╭──

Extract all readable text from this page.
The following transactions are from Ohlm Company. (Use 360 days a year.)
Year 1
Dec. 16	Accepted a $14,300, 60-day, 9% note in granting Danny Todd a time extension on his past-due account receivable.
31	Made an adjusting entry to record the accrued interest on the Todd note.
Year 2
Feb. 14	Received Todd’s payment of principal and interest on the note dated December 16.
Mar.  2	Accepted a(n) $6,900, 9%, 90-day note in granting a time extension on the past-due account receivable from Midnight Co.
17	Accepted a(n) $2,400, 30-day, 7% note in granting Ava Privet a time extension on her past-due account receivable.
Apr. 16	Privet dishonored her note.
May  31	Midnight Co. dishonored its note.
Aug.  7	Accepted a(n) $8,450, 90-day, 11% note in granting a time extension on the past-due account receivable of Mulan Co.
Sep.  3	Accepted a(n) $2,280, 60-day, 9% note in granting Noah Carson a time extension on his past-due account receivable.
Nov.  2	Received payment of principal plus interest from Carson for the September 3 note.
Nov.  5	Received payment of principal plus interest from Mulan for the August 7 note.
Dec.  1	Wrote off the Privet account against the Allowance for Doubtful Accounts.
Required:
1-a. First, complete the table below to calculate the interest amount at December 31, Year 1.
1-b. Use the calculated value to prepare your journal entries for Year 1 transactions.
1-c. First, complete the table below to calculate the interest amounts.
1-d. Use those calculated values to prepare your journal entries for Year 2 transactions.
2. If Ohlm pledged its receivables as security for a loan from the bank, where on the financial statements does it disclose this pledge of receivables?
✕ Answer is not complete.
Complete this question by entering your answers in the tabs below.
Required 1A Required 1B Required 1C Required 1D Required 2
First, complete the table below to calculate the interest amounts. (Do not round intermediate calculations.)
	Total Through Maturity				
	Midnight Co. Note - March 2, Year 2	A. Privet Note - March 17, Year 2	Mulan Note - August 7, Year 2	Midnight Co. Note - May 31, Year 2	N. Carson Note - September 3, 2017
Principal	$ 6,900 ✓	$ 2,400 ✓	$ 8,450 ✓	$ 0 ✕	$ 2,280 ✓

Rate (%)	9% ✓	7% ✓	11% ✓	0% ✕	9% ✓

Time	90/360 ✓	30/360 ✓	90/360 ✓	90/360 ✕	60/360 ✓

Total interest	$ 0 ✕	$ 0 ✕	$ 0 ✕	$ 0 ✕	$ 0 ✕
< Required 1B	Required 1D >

╰──

WHAT IS ASKED
Reproduce the records above exactly.

EXPECTED ANSWER
Extract all readable text from this page.
The following transactions are from Ohlm Company. (Use 360 days a year.)
Year 1
Dec. 16	Accepted a $14,300, 60-day, 9% note in granting Danny Todd a time extension on his past-due account receivable.
31	Made an adjusting entry to record the accrued interest on the Todd note.
Year 2
Feb. 14	Received Todd’s payment of principal and interest on the note dated December 16.
Mar.  2	Accepted a(n) $6,900, 9%, 90-day note in granting a time extension on the past-due account receivable from Midnight Co.
17	Accepted a(n) $2,400, 30-day, 7% note in granting Ava Privet a time extension on her past-due account receivable.
Apr. 16	Privet dishonored her note.
May  31	Midnight Co. dishonored its note.
Aug.  7	Accepted a(n) $8,450, 90-day, 11% note in granting a time extension on the past-due account receivable of Mulan Co.
Sep.  3	Accepted a(n) $2,280, 60-day, 9% note in granting Noah Carson a time extension on his past-due account receivable.
Nov.  2	Received payment of principal plus interest from Carson for the September 3 note.
Nov.  5	Received payment of principal plus interest from Mulan for the August 7 note.
Dec.  1	Wrote off the Privet account against the Allowance for Doubtful Accounts.
Required:
1-a. First, complete the table below to calculate the interest amount at December 31, Year 1.
1-b. Use the calculated value to prepare your journal entries for Year 1 transactions.
1-c. First, complete the table below to calculate the interest amounts.
1-d. Use those calculated values to prepare your journal entries for Year 2 transactions.
2. If Ohlm pledged its receivables as security for a loan from the bank, where on the financial statements does it disclose this pledge of receivables?
✕ Answer is not complete.
Complete this question by entering your answers in the tabs below.
Required 1A Required 1B Required 1C Required 1D Required 2
First, complete the table below to calculate the interest amounts. (Do not round intermediate calculations.)
	Total Through Maturity				
	Midnight Co. Note - March 2, Year 2	A. Privet Note - March 17, Year 2	Mulan Note - August 7, Year 2	Midnight Co. Note - May 31, Year 2	N. Carson Note - September 3, 2017
Principal	$ 6,900 ✓	$ 2,400 ✓	$ 8,450 ✓	$ 0 ✕	$ 2,280 ✓

Rate (%)	9% ✓	7% ✓	11% ✓	0% ✕	9% ✓

Time	90/360 ✓	30/360 ✓	90/360 ✓	90/360 ✕	60/360 ✓

Total interest	$ 0 ✕	$ 0 ✕	$ 0 ✕	$ 0 ✕	$ 0 ✕
< Required 1B	Required 1D >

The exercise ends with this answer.